* Written instruction *
Pictures are not part of the copy; repeat everything else in the records exactly.

* Data tied to figure images *
+ + +

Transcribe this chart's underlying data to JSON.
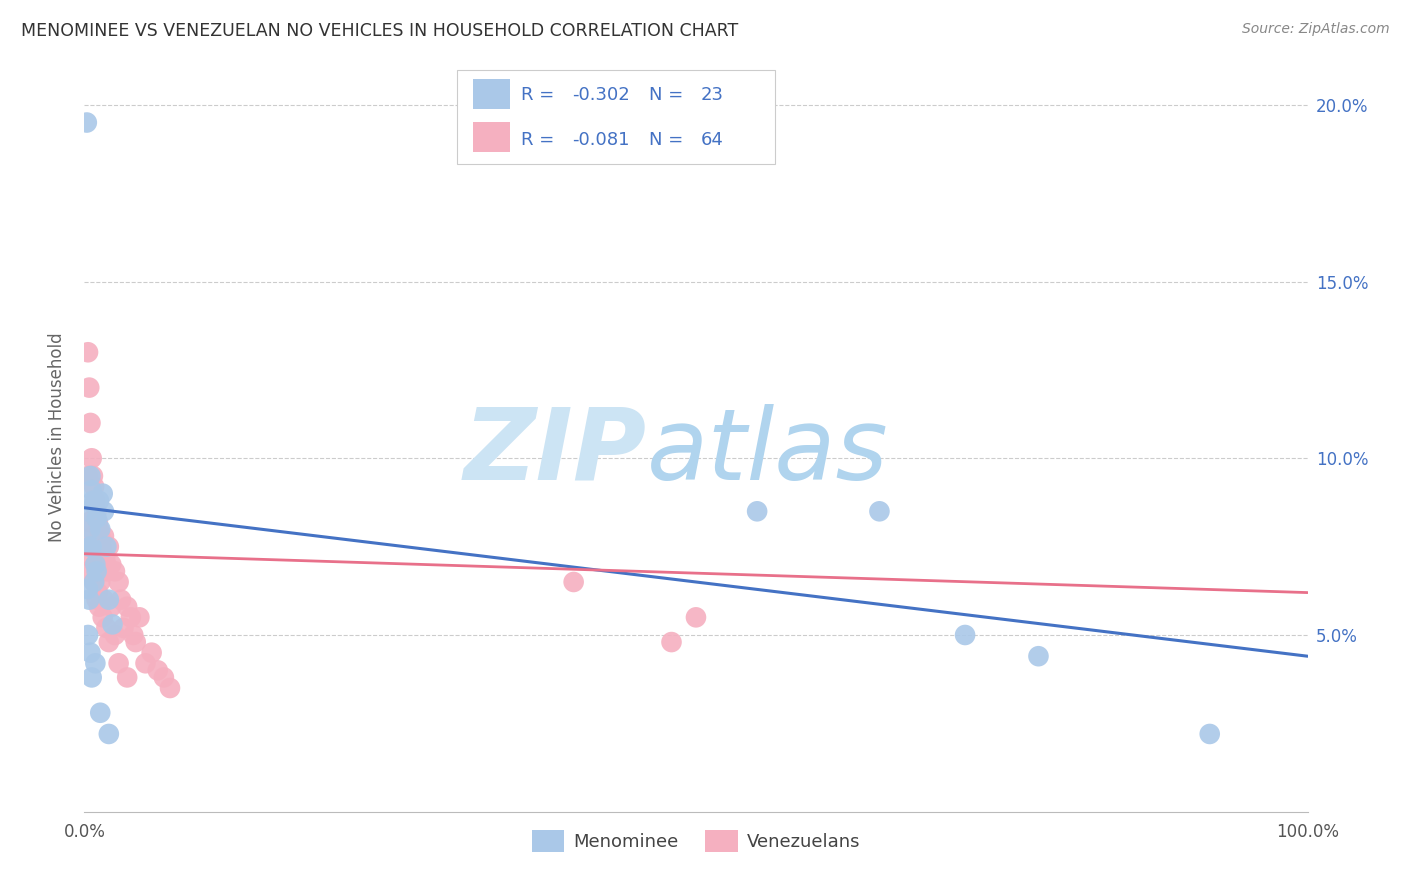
{
  "title": "MENOMINEE VS VENEZUELAN NO VEHICLES IN HOUSEHOLD CORRELATION CHART",
  "source": "Source: ZipAtlas.com",
  "ylabel": "No Vehicles in Household",
  "xlim": [
    0.0,
    1.0
  ],
  "ylim": [
    0.0,
    0.212
  ],
  "yticks": [
    0.05,
    0.1,
    0.15,
    0.2
  ],
  "ytick_labels": [
    "5.0%",
    "10.0%",
    "15.0%",
    "20.0%"
  ],
  "xticks": [
    0.0,
    0.2,
    0.4,
    0.6,
    0.8,
    1.0
  ],
  "xtick_labels": [
    "0.0%",
    "",
    "",
    "",
    "",
    "100.0%"
  ],
  "legend_text_color": "#4472c4",
  "blue_color": "#aac8e8",
  "pink_color": "#f5b0c0",
  "line_blue": "#4472c4",
  "line_pink": "#e8708a",
  "title_color": "#333333",
  "axis_label_color": "#666666",
  "right_tick_color": "#4472c4",
  "background_color": "#ffffff",
  "grid_color": "#cccccc",
  "menominee_x": [
    0.002,
    0.003,
    0.003,
    0.003,
    0.004,
    0.004,
    0.005,
    0.005,
    0.006,
    0.006,
    0.006,
    0.007,
    0.008,
    0.008,
    0.009,
    0.009,
    0.01,
    0.01,
    0.012,
    0.013,
    0.013,
    0.015,
    0.016,
    0.018,
    0.02,
    0.023,
    0.55,
    0.65,
    0.72,
    0.78,
    0.92,
    0.005,
    0.02
  ],
  "menominee_y": [
    0.195,
    0.085,
    0.063,
    0.05,
    0.075,
    0.06,
    0.095,
    0.08,
    0.091,
    0.075,
    0.038,
    0.088,
    0.087,
    0.065,
    0.07,
    0.042,
    0.083,
    0.068,
    0.088,
    0.08,
    0.028,
    0.09,
    0.085,
    0.075,
    0.06,
    0.053,
    0.085,
    0.085,
    0.05,
    0.044,
    0.022,
    0.045,
    0.022
  ],
  "venezuelan_x": [
    0.003,
    0.003,
    0.003,
    0.004,
    0.004,
    0.005,
    0.005,
    0.006,
    0.006,
    0.007,
    0.007,
    0.008,
    0.008,
    0.009,
    0.009,
    0.01,
    0.01,
    0.011,
    0.011,
    0.012,
    0.012,
    0.013,
    0.013,
    0.014,
    0.015,
    0.015,
    0.016,
    0.016,
    0.017,
    0.018,
    0.018,
    0.019,
    0.02,
    0.02,
    0.022,
    0.022,
    0.025,
    0.025,
    0.028,
    0.028,
    0.03,
    0.032,
    0.035,
    0.035,
    0.038,
    0.04,
    0.042,
    0.045,
    0.05,
    0.055,
    0.06,
    0.065,
    0.07,
    0.4,
    0.48,
    0.5
  ],
  "venezuelan_y": [
    0.13,
    0.095,
    0.068,
    0.12,
    0.082,
    0.11,
    0.072,
    0.1,
    0.075,
    0.095,
    0.078,
    0.092,
    0.065,
    0.088,
    0.07,
    0.085,
    0.06,
    0.082,
    0.062,
    0.08,
    0.058,
    0.078,
    0.065,
    0.075,
    0.072,
    0.055,
    0.078,
    0.06,
    0.072,
    0.07,
    0.052,
    0.068,
    0.075,
    0.048,
    0.07,
    0.058,
    0.068,
    0.05,
    0.065,
    0.042,
    0.06,
    0.052,
    0.058,
    0.038,
    0.055,
    0.05,
    0.048,
    0.055,
    0.042,
    0.045,
    0.04,
    0.038,
    0.035,
    0.065,
    0.048,
    0.055
  ],
  "blue_line_x0": 0.0,
  "blue_line_x1": 1.0,
  "blue_line_y0": 0.086,
  "blue_line_y1": 0.044,
  "pink_line_x0": 0.0,
  "pink_line_x1": 1.0,
  "pink_line_y0": 0.073,
  "pink_line_y1": 0.062
}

+ + +

* Answer to this problem *
Transcribe this chart's underlying data to JSON.
{
  "title": "MENOMINEE VS VENEZUELAN NO VEHICLES IN HOUSEHOLD CORRELATION CHART",
  "source": "Source: ZipAtlas.com",
  "ylabel": "No Vehicles in Household",
  "xlim": [
    0.0,
    1.0
  ],
  "ylim": [
    0.0,
    0.212
  ],
  "yticks": [
    0.05,
    0.1,
    0.15,
    0.2
  ],
  "ytick_labels": [
    "5.0%",
    "10.0%",
    "15.0%",
    "20.0%"
  ],
  "xticks": [
    0.0,
    0.2,
    0.4,
    0.6,
    0.8,
    1.0
  ],
  "xtick_labels": [
    "0.0%",
    "",
    "",
    "",
    "",
    "100.0%"
  ],
  "legend_text_color": "#4472c4",
  "blue_color": "#aac8e8",
  "pink_color": "#f5b0c0",
  "line_blue": "#4472c4",
  "line_pink": "#e8708a",
  "title_color": "#333333",
  "axis_label_color": "#666666",
  "right_tick_color": "#4472c4",
  "background_color": "#ffffff",
  "grid_color": "#cccccc",
  "menominee_x": [
    0.002,
    0.003,
    0.003,
    0.003,
    0.004,
    0.004,
    0.005,
    0.005,
    0.006,
    0.006,
    0.006,
    0.007,
    0.008,
    0.008,
    0.009,
    0.009,
    0.01,
    0.01,
    0.012,
    0.013,
    0.013,
    0.015,
    0.016,
    0.018,
    0.02,
    0.023,
    0.55,
    0.65,
    0.72,
    0.78,
    0.92,
    0.005,
    0.02
  ],
  "menominee_y": [
    0.195,
    0.085,
    0.063,
    0.05,
    0.075,
    0.06,
    0.095,
    0.08,
    0.091,
    0.075,
    0.038,
    0.088,
    0.087,
    0.065,
    0.07,
    0.042,
    0.083,
    0.068,
    0.088,
    0.08,
    0.028,
    0.09,
    0.085,
    0.075,
    0.06,
    0.053,
    0.085,
    0.085,
    0.05,
    0.044,
    0.022,
    0.045,
    0.022
  ],
  "venezuelan_x": [
    0.003,
    0.003,
    0.003,
    0.004,
    0.004,
    0.005,
    0.005,
    0.006,
    0.006,
    0.007,
    0.007,
    0.008,
    0.008,
    0.009,
    0.009,
    0.01,
    0.01,
    0.011,
    0.011,
    0.012,
    0.012,
    0.013,
    0.013,
    0.014,
    0.015,
    0.015,
    0.016,
    0.016,
    0.017,
    0.018,
    0.018,
    0.019,
    0.02,
    0.02,
    0.022,
    0.022,
    0.025,
    0.025,
    0.028,
    0.028,
    0.03,
    0.032,
    0.035,
    0.035,
    0.038,
    0.04,
    0.042,
    0.045,
    0.05,
    0.055,
    0.06,
    0.065,
    0.07,
    0.4,
    0.48,
    0.5
  ],
  "venezuelan_y": [
    0.13,
    0.095,
    0.068,
    0.12,
    0.082,
    0.11,
    0.072,
    0.1,
    0.075,
    0.095,
    0.078,
    0.092,
    0.065,
    0.088,
    0.07,
    0.085,
    0.06,
    0.082,
    0.062,
    0.08,
    0.058,
    0.078,
    0.065,
    0.075,
    0.072,
    0.055,
    0.078,
    0.06,
    0.072,
    0.07,
    0.052,
    0.068,
    0.075,
    0.048,
    0.07,
    0.058,
    0.068,
    0.05,
    0.065,
    0.042,
    0.06,
    0.052,
    0.058,
    0.038,
    0.055,
    0.05,
    0.048,
    0.055,
    0.042,
    0.045,
    0.04,
    0.038,
    0.035,
    0.065,
    0.048,
    0.055
  ],
  "blue_line_x0": 0.0,
  "blue_line_x1": 1.0,
  "blue_line_y0": 0.086,
  "blue_line_y1": 0.044,
  "pink_line_x0": 0.0,
  "pink_line_x1": 1.0,
  "pink_line_y0": 0.073,
  "pink_line_y1": 0.062
}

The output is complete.